**THE REQUEST:**
Show each line of the data below that has the string "tuân" in it.
═══ ENTRIES SHOWN
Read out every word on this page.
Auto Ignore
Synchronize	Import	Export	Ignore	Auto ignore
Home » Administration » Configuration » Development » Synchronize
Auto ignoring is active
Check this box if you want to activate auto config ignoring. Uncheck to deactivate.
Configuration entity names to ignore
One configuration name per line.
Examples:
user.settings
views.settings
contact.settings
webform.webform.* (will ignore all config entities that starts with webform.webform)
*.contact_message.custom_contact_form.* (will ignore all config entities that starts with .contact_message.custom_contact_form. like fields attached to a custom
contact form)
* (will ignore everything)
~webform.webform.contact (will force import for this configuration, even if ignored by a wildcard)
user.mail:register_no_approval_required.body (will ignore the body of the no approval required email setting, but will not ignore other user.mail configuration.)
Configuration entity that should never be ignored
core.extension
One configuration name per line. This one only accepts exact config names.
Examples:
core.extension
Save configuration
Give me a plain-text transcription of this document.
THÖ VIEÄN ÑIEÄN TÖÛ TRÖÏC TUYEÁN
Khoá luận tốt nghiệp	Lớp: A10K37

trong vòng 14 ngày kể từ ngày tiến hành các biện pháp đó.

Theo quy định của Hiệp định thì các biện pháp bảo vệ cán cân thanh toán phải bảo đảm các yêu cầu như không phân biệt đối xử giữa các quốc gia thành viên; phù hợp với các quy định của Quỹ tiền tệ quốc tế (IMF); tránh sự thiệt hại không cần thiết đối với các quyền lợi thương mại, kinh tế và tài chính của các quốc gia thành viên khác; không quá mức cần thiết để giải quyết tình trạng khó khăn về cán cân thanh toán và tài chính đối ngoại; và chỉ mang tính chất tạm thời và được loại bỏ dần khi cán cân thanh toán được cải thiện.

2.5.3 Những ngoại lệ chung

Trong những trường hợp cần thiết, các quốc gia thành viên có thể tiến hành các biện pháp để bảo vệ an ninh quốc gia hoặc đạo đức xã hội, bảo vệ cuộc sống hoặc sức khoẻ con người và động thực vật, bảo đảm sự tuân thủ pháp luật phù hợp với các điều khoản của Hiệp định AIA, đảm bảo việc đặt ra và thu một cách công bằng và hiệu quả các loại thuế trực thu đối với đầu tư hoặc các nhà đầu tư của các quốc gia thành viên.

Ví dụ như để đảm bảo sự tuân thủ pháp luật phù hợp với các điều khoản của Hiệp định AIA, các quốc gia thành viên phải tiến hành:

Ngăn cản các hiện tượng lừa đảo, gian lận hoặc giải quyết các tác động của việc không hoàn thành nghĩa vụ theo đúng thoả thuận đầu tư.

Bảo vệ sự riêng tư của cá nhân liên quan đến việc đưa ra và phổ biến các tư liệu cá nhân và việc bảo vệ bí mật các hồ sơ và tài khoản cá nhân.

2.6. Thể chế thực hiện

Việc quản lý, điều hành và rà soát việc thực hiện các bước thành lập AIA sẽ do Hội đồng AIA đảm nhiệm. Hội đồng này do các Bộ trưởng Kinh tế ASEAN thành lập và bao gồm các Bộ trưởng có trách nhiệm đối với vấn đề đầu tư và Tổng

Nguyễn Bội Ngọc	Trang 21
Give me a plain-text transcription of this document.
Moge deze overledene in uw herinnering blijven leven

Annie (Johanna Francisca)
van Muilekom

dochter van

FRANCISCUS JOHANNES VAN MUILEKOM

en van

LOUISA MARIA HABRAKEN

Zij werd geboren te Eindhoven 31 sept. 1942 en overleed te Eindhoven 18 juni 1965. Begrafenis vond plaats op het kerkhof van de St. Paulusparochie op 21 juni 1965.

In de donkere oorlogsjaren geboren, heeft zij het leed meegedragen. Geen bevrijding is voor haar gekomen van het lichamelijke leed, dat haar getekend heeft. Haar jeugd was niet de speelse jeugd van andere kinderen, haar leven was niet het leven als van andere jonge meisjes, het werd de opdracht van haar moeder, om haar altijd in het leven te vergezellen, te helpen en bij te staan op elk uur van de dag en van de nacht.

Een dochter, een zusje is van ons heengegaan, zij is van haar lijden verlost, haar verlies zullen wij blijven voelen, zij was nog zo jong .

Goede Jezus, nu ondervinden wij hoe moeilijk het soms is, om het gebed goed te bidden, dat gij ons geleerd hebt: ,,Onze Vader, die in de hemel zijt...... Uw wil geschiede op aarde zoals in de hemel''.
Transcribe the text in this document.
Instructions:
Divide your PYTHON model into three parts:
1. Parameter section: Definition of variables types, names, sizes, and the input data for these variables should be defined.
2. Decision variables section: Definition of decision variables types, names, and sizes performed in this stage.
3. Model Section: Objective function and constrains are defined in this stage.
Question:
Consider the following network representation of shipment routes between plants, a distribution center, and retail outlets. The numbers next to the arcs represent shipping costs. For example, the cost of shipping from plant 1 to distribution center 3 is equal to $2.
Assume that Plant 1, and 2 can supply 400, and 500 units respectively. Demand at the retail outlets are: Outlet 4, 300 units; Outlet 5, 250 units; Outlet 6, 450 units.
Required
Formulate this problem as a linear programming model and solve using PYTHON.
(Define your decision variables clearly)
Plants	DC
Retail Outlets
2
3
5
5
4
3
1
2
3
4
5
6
══════
**EXERCISE OUTPUT:**
Trong những trường hợp cần thiết, các quốc gia thành viên có thể tiến hành các biện pháp để bảo vệ an ninh quốc gia hoặc đạo đức xã hội, bảo vệ cuộc sống hoặc sức khoẻ con người và động thực vật, bảo đảm sự tuân thủ pháp luật phù hợp với các điều khoản của Hiệp định AIA, đảm bảo việc đặt ra và thu một cách công bằng và hiệu quả các loại thuế trực thu đối với đầu tư hoặc các nhà đầu tư của các quốc gia thành viên.
Ví dụ như để đảm bảo sự tuân thủ pháp luật phù hợp với các điều khoản của Hiệp định AIA, các quốc gia thành viên phải tiến hành:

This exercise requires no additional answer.